Quote all of the data below exactly, please.

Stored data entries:
--- START ---

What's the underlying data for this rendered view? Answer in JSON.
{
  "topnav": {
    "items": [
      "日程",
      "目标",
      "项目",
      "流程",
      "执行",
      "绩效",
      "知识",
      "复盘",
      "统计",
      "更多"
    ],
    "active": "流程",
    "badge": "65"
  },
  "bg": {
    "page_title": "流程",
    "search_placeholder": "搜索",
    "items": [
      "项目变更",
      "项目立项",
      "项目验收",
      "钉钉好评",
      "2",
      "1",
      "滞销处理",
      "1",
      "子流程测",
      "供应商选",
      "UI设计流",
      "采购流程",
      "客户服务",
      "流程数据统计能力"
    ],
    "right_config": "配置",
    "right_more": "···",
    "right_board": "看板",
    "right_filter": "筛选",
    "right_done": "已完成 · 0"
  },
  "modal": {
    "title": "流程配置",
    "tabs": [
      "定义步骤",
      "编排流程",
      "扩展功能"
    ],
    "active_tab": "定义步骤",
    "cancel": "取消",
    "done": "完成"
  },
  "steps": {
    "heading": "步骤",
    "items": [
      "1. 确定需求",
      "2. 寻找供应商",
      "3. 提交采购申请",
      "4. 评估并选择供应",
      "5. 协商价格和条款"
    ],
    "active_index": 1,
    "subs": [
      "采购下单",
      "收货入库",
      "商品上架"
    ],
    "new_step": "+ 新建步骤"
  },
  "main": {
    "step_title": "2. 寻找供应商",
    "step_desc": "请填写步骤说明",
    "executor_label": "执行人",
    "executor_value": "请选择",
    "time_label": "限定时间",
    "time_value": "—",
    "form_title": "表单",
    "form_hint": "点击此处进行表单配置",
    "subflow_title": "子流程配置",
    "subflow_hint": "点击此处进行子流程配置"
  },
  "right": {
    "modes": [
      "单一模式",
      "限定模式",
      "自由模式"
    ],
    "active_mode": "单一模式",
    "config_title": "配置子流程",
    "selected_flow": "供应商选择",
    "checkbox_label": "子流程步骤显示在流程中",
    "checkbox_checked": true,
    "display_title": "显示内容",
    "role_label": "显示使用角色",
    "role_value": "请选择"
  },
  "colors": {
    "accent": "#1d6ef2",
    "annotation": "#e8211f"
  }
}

--- END ---

Reply:
What's the underlying data for this rendered view? Answer in JSON.
{
  "topnav": {
    "items": [
      "日程",
      "目标",
      "项目",
      "流程",
      "执行",
      "绩效",
      "知识",
      "复盘",
      "统计",
      "更多"
    ],
    "active": "流程",
    "badge": "65"
  },
  "bg": {
    "page_title": "流程",
    "search_placeholder": "搜索",
    "items": [
      "项目变更",
      "项目立项",
      "项目验收",
      "钉钉好评",
      "2",
      "1",
      "滞销处理",
      "1",
      "子流程测",
      "供应商选",
      "UI设计流",
      "采购流程",
      "客户服务",
      "流程数据统计能力"
    ],
    "right_config": "配置",
    "right_more": "···",
    "right_board": "看板",
    "right_filter": "筛选",
    "right_done": "已完成 · 0"
  },
  "modal": {
    "title": "流程配置",
    "tabs": [
      "定义步骤",
      "编排流程",
      "扩展功能"
    ],
    "active_tab": "定义步骤",
    "cancel": "取消",
    "done": "完成"
  },
  "steps": {
    "heading": "步骤",
    "items": [
      "1. 确定需求",
      "2. 寻找供应商",
      "3. 提交采购申请",
      "4. 评估并选择供应",
      "5. 协商价格和条款"
    ],
    "active_index": 1,
    "subs": [
      "采购下单",
      "收货入库",
      "商品上架"
    ],
    "new_step": "+ 新建步骤"
  },
  "main": {
    "step_title": "2. 寻找供应商",
    "step_desc": "请填写步骤说明",
    "executor_label": "执行人",
    "executor_value": "请选择",
    "time_label": "限定时间",
    "time_value": "—",
    "form_title": "表单",
    "form_hint": "点击此处进行表单配置",
    "subflow_title": "子流程配置",
    "subflow_hint": "点击此处进行子流程配置"
  },
  "right": {
    "modes": [
      "单一模式",
      "限定模式",
      "自由模式"
    ],
    "active_mode": "单一模式",
    "config_title": "配置子流程",
    "selected_flow": "供应商选择",
    "checkbox_label": "子流程步骤显示在流程中",
    "checkbox_checked": true,
    "display_title": "显示内容",
    "role_label": "显示使用角色",
    "role_value": "请选择"
  },
  "colors": {
    "accent": "#1d6ef2",
    "annotation": "#e8211f"
  }
}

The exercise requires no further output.